BEGIN Data rows

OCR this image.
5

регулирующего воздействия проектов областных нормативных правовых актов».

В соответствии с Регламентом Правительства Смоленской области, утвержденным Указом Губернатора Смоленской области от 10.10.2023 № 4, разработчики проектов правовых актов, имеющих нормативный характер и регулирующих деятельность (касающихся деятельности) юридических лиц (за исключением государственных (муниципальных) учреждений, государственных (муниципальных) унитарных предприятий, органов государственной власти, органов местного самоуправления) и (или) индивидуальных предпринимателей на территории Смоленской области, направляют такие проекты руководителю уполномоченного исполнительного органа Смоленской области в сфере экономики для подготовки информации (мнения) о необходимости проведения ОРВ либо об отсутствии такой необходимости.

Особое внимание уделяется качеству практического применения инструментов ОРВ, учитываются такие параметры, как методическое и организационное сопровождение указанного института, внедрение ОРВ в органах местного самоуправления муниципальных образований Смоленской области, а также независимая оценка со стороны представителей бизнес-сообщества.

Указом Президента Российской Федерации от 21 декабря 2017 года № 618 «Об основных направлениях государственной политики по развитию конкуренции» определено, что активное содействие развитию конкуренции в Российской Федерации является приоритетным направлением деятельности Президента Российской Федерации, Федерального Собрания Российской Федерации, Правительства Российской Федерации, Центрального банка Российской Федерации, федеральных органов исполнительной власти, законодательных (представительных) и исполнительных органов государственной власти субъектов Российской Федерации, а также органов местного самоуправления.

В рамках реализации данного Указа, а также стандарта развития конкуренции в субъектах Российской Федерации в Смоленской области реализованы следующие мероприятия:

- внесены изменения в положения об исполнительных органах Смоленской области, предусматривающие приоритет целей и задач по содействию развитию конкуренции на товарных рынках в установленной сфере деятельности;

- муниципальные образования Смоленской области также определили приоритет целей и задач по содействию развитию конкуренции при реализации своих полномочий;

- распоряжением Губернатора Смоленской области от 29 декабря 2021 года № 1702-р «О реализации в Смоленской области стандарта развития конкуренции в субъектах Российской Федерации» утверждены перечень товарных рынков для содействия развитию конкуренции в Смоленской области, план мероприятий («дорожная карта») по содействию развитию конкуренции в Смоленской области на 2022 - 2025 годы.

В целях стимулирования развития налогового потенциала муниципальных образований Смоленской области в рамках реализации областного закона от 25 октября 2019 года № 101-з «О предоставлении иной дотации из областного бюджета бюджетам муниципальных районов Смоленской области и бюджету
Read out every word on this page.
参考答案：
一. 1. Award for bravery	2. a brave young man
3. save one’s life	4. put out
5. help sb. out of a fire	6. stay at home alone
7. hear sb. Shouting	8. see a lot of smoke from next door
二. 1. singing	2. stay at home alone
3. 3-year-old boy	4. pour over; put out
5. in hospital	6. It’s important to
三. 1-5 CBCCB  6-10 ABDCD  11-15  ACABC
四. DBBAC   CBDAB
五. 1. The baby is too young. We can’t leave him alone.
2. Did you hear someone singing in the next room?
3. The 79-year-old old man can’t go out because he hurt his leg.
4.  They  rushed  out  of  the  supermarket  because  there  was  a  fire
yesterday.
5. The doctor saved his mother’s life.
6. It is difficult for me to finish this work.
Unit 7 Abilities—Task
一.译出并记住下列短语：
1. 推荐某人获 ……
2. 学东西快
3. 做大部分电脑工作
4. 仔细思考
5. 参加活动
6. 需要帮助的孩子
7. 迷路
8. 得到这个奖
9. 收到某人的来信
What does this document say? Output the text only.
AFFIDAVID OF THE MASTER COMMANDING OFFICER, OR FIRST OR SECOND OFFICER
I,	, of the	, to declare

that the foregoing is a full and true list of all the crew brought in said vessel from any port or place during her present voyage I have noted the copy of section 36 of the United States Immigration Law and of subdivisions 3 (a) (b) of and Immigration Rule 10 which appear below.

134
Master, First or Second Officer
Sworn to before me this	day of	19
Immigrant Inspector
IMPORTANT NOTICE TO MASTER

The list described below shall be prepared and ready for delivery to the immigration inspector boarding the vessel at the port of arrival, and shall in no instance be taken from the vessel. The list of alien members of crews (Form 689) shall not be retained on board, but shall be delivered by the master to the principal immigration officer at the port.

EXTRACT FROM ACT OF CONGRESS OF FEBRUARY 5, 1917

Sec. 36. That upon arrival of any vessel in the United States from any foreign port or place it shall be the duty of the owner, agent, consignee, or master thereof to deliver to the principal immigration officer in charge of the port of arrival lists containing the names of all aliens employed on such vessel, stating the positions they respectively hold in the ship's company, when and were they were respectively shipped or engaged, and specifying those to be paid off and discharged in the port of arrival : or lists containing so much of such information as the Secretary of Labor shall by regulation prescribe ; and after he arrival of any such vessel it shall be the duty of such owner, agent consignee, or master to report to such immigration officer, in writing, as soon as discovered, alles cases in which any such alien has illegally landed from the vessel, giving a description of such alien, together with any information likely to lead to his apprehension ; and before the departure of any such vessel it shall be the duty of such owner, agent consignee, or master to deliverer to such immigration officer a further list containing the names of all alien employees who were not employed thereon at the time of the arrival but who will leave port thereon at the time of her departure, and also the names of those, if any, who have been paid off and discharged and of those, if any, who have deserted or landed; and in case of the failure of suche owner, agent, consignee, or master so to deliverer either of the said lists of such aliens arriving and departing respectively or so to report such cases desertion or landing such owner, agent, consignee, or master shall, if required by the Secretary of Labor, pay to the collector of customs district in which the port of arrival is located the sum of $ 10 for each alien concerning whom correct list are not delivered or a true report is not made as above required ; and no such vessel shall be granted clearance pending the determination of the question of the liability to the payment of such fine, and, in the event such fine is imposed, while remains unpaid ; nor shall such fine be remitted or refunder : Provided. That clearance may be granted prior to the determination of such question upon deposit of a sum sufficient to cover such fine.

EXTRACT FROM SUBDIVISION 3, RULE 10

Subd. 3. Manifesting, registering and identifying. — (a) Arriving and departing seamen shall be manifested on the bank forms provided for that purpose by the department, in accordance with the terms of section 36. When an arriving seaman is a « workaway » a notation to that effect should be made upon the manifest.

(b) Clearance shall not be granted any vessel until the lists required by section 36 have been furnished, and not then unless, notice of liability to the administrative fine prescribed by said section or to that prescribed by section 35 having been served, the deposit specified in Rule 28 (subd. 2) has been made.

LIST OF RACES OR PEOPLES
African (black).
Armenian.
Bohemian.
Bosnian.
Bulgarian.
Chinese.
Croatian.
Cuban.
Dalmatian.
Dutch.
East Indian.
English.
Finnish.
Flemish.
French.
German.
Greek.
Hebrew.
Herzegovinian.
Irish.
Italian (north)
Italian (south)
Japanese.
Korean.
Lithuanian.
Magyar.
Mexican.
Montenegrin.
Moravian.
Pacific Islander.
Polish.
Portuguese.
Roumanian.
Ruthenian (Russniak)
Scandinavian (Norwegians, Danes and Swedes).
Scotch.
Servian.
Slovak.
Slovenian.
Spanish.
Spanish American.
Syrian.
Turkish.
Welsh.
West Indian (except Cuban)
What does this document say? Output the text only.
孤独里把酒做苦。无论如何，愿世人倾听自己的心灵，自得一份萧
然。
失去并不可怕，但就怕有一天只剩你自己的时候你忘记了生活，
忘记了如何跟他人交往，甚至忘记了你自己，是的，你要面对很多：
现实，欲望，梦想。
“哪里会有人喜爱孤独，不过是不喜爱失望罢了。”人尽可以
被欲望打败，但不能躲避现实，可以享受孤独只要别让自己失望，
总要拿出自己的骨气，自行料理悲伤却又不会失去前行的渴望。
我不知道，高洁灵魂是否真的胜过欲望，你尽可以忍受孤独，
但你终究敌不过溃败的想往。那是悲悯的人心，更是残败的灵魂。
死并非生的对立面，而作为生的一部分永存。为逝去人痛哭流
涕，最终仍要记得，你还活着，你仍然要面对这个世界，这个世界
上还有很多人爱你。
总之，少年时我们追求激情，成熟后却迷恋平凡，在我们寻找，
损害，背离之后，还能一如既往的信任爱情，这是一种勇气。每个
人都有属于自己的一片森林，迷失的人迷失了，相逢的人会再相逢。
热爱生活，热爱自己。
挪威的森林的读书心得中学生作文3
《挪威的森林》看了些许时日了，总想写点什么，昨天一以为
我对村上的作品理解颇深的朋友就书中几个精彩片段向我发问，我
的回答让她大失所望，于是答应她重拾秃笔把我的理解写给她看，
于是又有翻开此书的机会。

END Data rows

[Work to do]
Note each line of the entries that has "EXTRACT" in it, and copy those lines.

[Task result]
EXTRACT FROM ACT OF CONGRESS OF FEBRUARY 5, 1917
EXTRACT FROM SUBDIVISION 3, RULE 10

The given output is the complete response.